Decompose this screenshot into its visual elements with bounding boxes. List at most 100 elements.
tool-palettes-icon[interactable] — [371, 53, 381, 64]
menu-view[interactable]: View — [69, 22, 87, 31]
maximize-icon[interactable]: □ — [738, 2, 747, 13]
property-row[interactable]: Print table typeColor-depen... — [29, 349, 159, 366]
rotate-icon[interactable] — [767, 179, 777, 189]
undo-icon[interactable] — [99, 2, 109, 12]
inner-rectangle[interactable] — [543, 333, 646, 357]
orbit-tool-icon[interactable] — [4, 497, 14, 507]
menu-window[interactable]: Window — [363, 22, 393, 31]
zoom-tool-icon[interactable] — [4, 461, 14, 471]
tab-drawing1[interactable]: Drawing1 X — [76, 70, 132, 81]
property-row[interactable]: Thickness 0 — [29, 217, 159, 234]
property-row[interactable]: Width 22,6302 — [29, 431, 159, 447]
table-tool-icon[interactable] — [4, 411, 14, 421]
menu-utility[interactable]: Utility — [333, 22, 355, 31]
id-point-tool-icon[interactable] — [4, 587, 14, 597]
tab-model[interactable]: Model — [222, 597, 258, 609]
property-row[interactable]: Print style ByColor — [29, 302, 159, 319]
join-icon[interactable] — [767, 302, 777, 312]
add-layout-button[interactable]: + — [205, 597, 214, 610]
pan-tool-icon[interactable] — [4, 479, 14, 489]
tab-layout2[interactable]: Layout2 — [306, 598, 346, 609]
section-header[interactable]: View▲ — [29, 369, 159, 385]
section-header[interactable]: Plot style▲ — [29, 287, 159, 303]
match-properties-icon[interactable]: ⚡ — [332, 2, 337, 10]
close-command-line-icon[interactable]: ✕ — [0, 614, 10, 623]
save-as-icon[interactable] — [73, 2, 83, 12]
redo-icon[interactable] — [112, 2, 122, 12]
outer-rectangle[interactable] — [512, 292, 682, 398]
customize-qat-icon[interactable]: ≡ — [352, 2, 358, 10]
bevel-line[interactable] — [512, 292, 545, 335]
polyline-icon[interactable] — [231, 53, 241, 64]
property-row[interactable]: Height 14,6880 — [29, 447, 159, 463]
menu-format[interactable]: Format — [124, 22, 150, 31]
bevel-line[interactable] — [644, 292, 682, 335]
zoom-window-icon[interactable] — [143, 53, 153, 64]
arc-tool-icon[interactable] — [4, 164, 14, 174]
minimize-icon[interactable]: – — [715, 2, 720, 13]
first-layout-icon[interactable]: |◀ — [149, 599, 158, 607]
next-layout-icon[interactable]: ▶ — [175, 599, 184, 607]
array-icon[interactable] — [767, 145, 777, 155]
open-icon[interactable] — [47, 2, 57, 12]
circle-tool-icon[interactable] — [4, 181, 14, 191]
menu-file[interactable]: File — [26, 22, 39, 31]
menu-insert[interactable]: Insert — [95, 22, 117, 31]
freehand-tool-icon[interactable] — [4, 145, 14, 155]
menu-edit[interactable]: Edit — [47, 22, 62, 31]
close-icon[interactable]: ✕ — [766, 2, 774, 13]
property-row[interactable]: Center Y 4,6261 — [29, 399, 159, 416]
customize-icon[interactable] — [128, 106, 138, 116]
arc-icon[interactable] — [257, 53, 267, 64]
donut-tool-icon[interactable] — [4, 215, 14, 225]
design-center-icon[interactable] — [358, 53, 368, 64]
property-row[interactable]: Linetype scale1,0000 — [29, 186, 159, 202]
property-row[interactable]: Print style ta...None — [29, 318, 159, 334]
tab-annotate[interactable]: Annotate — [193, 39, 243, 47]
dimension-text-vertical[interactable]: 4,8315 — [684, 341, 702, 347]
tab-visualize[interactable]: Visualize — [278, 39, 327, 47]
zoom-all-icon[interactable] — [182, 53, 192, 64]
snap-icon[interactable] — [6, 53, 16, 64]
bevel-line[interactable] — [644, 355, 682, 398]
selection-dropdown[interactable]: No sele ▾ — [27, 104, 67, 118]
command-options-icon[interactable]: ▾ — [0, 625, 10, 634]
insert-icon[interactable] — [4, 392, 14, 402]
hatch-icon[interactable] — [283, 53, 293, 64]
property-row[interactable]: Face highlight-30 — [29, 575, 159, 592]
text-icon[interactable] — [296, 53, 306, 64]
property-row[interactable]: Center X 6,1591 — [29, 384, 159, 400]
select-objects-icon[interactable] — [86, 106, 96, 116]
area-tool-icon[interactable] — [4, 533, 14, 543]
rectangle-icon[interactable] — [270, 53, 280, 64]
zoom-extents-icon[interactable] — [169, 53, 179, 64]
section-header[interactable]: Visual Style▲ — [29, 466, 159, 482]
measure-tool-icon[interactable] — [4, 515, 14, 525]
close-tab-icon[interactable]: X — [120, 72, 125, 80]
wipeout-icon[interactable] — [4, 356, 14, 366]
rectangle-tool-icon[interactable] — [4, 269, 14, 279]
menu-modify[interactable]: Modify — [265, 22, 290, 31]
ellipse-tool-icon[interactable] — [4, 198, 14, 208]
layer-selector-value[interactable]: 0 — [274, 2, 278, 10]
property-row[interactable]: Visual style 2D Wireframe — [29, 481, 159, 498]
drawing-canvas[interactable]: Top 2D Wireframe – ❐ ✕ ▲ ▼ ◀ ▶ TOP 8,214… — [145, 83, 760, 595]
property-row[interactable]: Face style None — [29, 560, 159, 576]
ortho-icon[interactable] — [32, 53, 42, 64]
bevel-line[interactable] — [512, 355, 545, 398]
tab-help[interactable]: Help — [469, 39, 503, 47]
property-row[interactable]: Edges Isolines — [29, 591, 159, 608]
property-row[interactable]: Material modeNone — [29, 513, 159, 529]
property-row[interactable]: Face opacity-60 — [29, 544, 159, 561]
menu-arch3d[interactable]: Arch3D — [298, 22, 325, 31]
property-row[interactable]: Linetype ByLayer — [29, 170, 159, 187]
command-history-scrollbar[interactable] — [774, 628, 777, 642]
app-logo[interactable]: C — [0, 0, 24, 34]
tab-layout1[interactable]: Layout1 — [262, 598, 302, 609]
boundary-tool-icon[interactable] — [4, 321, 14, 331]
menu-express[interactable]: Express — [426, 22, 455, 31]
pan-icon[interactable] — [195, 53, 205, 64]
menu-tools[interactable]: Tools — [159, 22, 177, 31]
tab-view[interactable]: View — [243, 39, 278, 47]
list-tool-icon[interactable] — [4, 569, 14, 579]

▶ **WHAT TO PRODUCE**: Copy the records above verbatim.

▶ **FINAL ANSWER**:
Decompose this screenshot into its visual elements with bounding boxes. List at most 100 elements.
tool-palettes-icon[interactable] — [371, 53, 381, 64]
menu-view[interactable]: View — [69, 22, 87, 31]
maximize-icon[interactable]: □ — [738, 2, 747, 13]
property-row[interactable]: Print table typeColor-depen... — [29, 349, 159, 366]
rotate-icon[interactable] — [767, 179, 777, 189]
undo-icon[interactable] — [99, 2, 109, 12]
inner-rectangle[interactable] — [543, 333, 646, 357]
orbit-tool-icon[interactable] — [4, 497, 14, 507]
menu-window[interactable]: Window — [363, 22, 393, 31]
zoom-tool-icon[interactable] — [4, 461, 14, 471]
tab-drawing1[interactable]: Drawing1 X — [76, 70, 132, 81]
property-row[interactable]: Thickness 0 — [29, 217, 159, 234]
property-row[interactable]: Width 22,6302 — [29, 431, 159, 447]
table-tool-icon[interactable] — [4, 411, 14, 421]
menu-utility[interactable]: Utility — [333, 22, 355, 31]
id-point-tool-icon[interactable] — [4, 587, 14, 597]
tab-model[interactable]: Model — [222, 597, 258, 609]
property-row[interactable]: Print style ByColor — [29, 302, 159, 319]
join-icon[interactable] — [767, 302, 777, 312]
add-layout-button[interactable]: + — [205, 597, 214, 610]
pan-tool-icon[interactable] — [4, 479, 14, 489]
tab-layout2[interactable]: Layout2 — [306, 598, 346, 609]
section-header[interactable]: View▲ — [29, 369, 159, 385]
section-header[interactable]: Plot style▲ — [29, 287, 159, 303]
match-properties-icon[interactable]: ⚡ — [332, 2, 337, 10]
close-command-line-icon[interactable]: ✕ — [0, 614, 10, 623]
save-as-icon[interactable] — [73, 2, 83, 12]
redo-icon[interactable] — [112, 2, 122, 12]
outer-rectangle[interactable] — [512, 292, 682, 398]
customize-qat-icon[interactable]: ≡ — [352, 2, 358, 10]
bevel-line[interactable] — [512, 292, 545, 335]
polyline-icon[interactable] — [231, 53, 241, 64]
property-row[interactable]: Height 14,6880 — [29, 447, 159, 463]
menu-format[interactable]: Format — [124, 22, 150, 31]
bevel-line[interactable] — [644, 292, 682, 335]
zoom-window-icon[interactable] — [143, 53, 153, 64]
arc-tool-icon[interactable] — [4, 164, 14, 174]
minimize-icon[interactable]: – — [715, 2, 720, 13]
first-layout-icon[interactable]: |◀ — [149, 599, 158, 607]
next-layout-icon[interactable]: ▶ — [175, 599, 184, 607]
array-icon[interactable] — [767, 145, 777, 155]
open-icon[interactable] — [47, 2, 57, 12]
circle-tool-icon[interactable] — [4, 181, 14, 191]
menu-file[interactable]: File — [26, 22, 39, 31]
menu-insert[interactable]: Insert — [95, 22, 117, 31]
freehand-tool-icon[interactable] — [4, 145, 14, 155]
menu-edit[interactable]: Edit — [47, 22, 62, 31]
close-icon[interactable]: ✕ — [766, 2, 774, 13]
property-row[interactable]: Center Y 4,6261 — [29, 399, 159, 416]
customize-icon[interactable] — [128, 106, 138, 116]
arc-icon[interactable] — [257, 53, 267, 64]
donut-tool-icon[interactable] — [4, 215, 14, 225]
design-center-icon[interactable] — [358, 53, 368, 64]
property-row[interactable]: Linetype scale1,0000 — [29, 186, 159, 202]
property-row[interactable]: Print style ta...None — [29, 318, 159, 334]
tab-annotate[interactable]: Annotate — [193, 39, 243, 47]
dimension-text-vertical[interactable]: 4,8315 — [684, 341, 702, 347]
tab-visualize[interactable]: Visualize — [278, 39, 327, 47]
zoom-all-icon[interactable] — [182, 53, 192, 64]
snap-icon[interactable] — [6, 53, 16, 64]
bevel-line[interactable] — [644, 355, 682, 398]
selection-dropdown[interactable]: No sele ▾ — [27, 104, 67, 118]
command-options-icon[interactable]: ▾ — [0, 625, 10, 634]
insert-icon[interactable] — [4, 392, 14, 402]
hatch-icon[interactable] — [283, 53, 293, 64]
property-row[interactable]: Face highlight-30 — [29, 575, 159, 592]
text-icon[interactable] — [296, 53, 306, 64]
property-row[interactable]: Center X 6,1591 — [29, 384, 159, 400]
select-objects-icon[interactable] — [86, 106, 96, 116]
area-tool-icon[interactable] — [4, 533, 14, 543]
rectangle-icon[interactable] — [270, 53, 280, 64]
zoom-extents-icon[interactable] — [169, 53, 179, 64]
section-header[interactable]: Visual Style▲ — [29, 466, 159, 482]
measure-tool-icon[interactable] — [4, 515, 14, 525]
close-tab-icon[interactable]: X — [120, 72, 125, 80]
wipeout-icon[interactable] — [4, 356, 14, 366]
rectangle-tool-icon[interactable] — [4, 269, 14, 279]
menu-modify[interactable]: Modify — [265, 22, 290, 31]
ellipse-tool-icon[interactable] — [4, 198, 14, 208]
layer-selector-value[interactable]: 0 — [274, 2, 278, 10]
property-row[interactable]: Visual style 2D Wireframe — [29, 481, 159, 498]
drawing-canvas[interactable]: Top 2D Wireframe – ❐ ✕ ▲ ▼ ◀ ▶ TOP 8,214… — [145, 83, 760, 595]
property-row[interactable]: Face style None — [29, 560, 159, 576]
ortho-icon[interactable] — [32, 53, 42, 64]
bevel-line[interactable] — [512, 355, 545, 398]
tab-help[interactable]: Help — [469, 39, 503, 47]
property-row[interactable]: Edges Isolines — [29, 591, 159, 608]
property-row[interactable]: Material modeNone — [29, 513, 159, 529]
property-row[interactable]: Face opacity-60 — [29, 544, 159, 561]
menu-arch3d[interactable]: Arch3D — [298, 22, 325, 31]
property-row[interactable]: Linetype ByLayer — [29, 170, 159, 187]
command-history-scrollbar[interactable] — [774, 628, 777, 642]
app-logo[interactable]: C — [0, 0, 24, 34]
tab-layout1[interactable]: Layout1 — [262, 598, 302, 609]
boundary-tool-icon[interactable] — [4, 321, 14, 331]
menu-express[interactable]: Express — [426, 22, 455, 31]
pan-icon[interactable] — [195, 53, 205, 64]
menu-tools[interactable]: Tools — [159, 22, 177, 31]
tab-view[interactable]: View — [243, 39, 278, 47]
list-tool-icon[interactable] — [4, 569, 14, 579]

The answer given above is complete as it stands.